> THE TASK
Can you write out all of the material below, word for word?

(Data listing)
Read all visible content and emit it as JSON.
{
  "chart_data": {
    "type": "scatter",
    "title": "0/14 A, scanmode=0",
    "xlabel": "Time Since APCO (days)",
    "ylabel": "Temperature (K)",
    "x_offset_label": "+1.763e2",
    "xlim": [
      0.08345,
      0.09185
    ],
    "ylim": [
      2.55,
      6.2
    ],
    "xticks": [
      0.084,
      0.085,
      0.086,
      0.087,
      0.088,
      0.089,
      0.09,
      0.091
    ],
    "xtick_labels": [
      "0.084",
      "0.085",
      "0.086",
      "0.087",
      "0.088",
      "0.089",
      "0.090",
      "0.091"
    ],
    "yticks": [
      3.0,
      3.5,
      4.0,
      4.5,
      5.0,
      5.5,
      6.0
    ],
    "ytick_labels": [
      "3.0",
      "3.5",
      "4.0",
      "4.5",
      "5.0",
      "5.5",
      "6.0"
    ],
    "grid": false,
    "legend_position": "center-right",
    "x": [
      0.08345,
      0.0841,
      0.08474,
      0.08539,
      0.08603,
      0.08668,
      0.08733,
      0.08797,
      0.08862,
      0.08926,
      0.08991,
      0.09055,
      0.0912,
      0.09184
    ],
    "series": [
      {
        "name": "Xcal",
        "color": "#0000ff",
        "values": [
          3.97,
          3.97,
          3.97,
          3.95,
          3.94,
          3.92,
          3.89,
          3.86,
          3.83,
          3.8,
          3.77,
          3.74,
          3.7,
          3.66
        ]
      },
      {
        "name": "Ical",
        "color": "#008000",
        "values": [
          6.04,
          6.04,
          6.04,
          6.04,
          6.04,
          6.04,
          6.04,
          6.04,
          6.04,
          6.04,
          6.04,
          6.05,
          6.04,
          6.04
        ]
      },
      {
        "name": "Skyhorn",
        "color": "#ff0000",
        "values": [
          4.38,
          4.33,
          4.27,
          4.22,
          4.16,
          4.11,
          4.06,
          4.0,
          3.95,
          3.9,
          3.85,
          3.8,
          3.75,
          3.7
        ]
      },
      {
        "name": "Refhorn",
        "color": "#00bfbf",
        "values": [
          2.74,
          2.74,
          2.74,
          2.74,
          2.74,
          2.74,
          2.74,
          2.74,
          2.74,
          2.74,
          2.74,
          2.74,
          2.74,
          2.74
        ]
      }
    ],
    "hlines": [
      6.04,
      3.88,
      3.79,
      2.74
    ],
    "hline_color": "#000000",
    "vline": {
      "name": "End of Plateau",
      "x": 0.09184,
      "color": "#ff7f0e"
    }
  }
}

> SOLUTION TO THIS PROBLEM
Read all visible content and emit it as JSON.
{
  "chart_data": {
    "type": "scatter",
    "title": "0/14 A, scanmode=0",
    "xlabel": "Time Since APCO (days)",
    "ylabel": "Temperature (K)",
    "x_offset_label": "+1.763e2",
    "xlim": [
      0.08345,
      0.09185
    ],
    "ylim": [
      2.55,
      6.2
    ],
    "xticks": [
      0.084,
      0.085,
      0.086,
      0.087,
      0.088,
      0.089,
      0.09,
      0.091
    ],
    "xtick_labels": [
      "0.084",
      "0.085",
      "0.086",
      "0.087",
      "0.088",
      "0.089",
      "0.090",
      "0.091"
    ],
    "yticks": [
      3.0,
      3.5,
      4.0,
      4.5,
      5.0,
      5.5,
      6.0
    ],
    "ytick_labels": [
      "3.0",
      "3.5",
      "4.0",
      "4.5",
      "5.0",
      "5.5",
      "6.0"
    ],
    "grid": false,
    "legend_position": "center-right",
    "x": [
      0.08345,
      0.0841,
      0.08474,
      0.08539,
      0.08603,
      0.08668,
      0.08733,
      0.08797,
      0.08862,
      0.08926,
      0.08991,
      0.09055,
      0.0912,
      0.09184
    ],
    "series": [
      {
        "name": "Xcal",
        "color": "#0000ff",
        "values": [
          3.97,
          3.97,
          3.97,
          3.95,
          3.94,
          3.92,
          3.89,
          3.86,
          3.83,
          3.8,
          3.77,
          3.74,
          3.7,
          3.66
        ]
      },
      {
        "name": "Ical",
        "color": "#008000",
        "values": [
          6.04,
          6.04,
          6.04,
          6.04,
          6.04,
          6.04,
          6.04,
          6.04,
          6.04,
          6.04,
          6.04,
          6.05,
          6.04,
          6.04
        ]
      },
      {
        "name": "Skyhorn",
        "color": "#ff0000",
        "values": [
          4.38,
          4.33,
          4.27,
          4.22,
          4.16,
          4.11,
          4.06,
          4.0,
          3.95,
          3.9,
          3.85,
          3.8,
          3.75,
          3.7
        ]
      },
      {
        "name": "Refhorn",
        "color": "#00bfbf",
        "values": [
          2.74,
          2.74,
          2.74,
          2.74,
          2.74,
          2.74,
          2.74,
          2.74,
          2.74,
          2.74,
          2.74,
          2.74,
          2.74,
          2.74
        ]
      }
    ],
    "hlines": [
      6.04,
      3.88,
      3.79,
      2.74
    ],
    "hline_color": "#000000",
    "vline": {
      "name": "End of Plateau",
      "x": 0.09184,
      "color": "#ff7f0e"
    }
  }
}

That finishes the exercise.